Stored data:
-- start --

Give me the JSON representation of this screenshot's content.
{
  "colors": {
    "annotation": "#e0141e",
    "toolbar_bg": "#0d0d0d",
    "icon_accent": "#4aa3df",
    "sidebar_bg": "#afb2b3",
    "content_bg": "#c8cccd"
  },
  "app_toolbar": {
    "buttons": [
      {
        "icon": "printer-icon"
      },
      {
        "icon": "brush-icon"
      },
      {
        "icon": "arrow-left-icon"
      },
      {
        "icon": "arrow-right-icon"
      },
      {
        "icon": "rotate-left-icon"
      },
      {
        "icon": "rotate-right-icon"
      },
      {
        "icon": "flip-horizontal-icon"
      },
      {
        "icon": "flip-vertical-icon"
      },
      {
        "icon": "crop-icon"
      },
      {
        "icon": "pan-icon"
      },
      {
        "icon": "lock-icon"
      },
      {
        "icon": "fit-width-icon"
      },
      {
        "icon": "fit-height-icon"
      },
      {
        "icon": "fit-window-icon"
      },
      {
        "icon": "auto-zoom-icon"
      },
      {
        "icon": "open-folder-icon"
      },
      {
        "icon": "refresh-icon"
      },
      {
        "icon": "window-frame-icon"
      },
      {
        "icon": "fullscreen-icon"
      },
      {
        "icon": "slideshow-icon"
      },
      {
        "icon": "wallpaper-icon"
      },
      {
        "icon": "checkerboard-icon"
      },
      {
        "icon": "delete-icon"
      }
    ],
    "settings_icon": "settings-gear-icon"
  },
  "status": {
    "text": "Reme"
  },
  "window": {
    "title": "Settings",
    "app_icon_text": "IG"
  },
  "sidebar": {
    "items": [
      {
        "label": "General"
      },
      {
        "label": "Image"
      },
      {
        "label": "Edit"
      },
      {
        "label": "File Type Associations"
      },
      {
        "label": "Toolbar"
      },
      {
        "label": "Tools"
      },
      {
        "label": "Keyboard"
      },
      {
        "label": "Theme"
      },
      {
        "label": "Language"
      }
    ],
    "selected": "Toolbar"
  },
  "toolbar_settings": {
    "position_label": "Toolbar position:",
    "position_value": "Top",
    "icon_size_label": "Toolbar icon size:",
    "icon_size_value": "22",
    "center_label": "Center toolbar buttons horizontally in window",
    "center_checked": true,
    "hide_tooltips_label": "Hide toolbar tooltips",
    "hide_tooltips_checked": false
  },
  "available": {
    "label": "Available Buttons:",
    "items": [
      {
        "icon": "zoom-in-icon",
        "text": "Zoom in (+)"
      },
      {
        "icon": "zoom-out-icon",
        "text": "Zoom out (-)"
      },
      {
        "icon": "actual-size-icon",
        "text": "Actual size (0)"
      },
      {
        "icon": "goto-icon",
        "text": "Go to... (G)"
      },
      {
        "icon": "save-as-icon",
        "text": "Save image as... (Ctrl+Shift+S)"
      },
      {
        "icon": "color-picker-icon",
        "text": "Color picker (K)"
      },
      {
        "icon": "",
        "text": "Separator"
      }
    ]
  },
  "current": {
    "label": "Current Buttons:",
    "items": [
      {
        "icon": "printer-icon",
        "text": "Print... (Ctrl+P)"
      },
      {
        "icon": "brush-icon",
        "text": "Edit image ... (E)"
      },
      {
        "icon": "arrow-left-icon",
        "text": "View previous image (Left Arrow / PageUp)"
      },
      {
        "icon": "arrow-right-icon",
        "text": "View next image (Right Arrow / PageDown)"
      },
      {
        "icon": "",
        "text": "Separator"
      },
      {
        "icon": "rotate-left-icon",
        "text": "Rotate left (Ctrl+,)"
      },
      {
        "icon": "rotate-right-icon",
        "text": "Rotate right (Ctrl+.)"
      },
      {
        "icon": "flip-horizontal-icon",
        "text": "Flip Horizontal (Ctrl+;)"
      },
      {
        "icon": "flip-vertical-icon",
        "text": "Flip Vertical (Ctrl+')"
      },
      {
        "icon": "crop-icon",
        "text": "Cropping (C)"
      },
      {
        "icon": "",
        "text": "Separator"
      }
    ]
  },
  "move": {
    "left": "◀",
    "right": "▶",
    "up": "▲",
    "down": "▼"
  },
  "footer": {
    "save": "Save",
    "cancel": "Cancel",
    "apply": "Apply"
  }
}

-- end --
-- start --

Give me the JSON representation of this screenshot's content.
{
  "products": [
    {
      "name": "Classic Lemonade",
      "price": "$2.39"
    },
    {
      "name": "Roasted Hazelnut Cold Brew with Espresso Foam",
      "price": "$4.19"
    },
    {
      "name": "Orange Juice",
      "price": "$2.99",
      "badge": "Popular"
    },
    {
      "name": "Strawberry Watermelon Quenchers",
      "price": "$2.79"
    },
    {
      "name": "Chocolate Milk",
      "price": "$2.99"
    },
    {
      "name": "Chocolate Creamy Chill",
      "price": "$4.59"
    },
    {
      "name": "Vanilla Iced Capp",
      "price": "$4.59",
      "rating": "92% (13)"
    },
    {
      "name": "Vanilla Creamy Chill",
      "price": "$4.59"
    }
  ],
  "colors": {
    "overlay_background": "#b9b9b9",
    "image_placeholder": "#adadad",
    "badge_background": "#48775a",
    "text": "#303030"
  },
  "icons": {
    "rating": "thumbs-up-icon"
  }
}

-- end --

Exercise goal:
Copy out all lines above that include the string "Vanilla".

Task solution:
      "name": "Vanilla Iced Capp",
      "name": "Vanilla Creamy Chill",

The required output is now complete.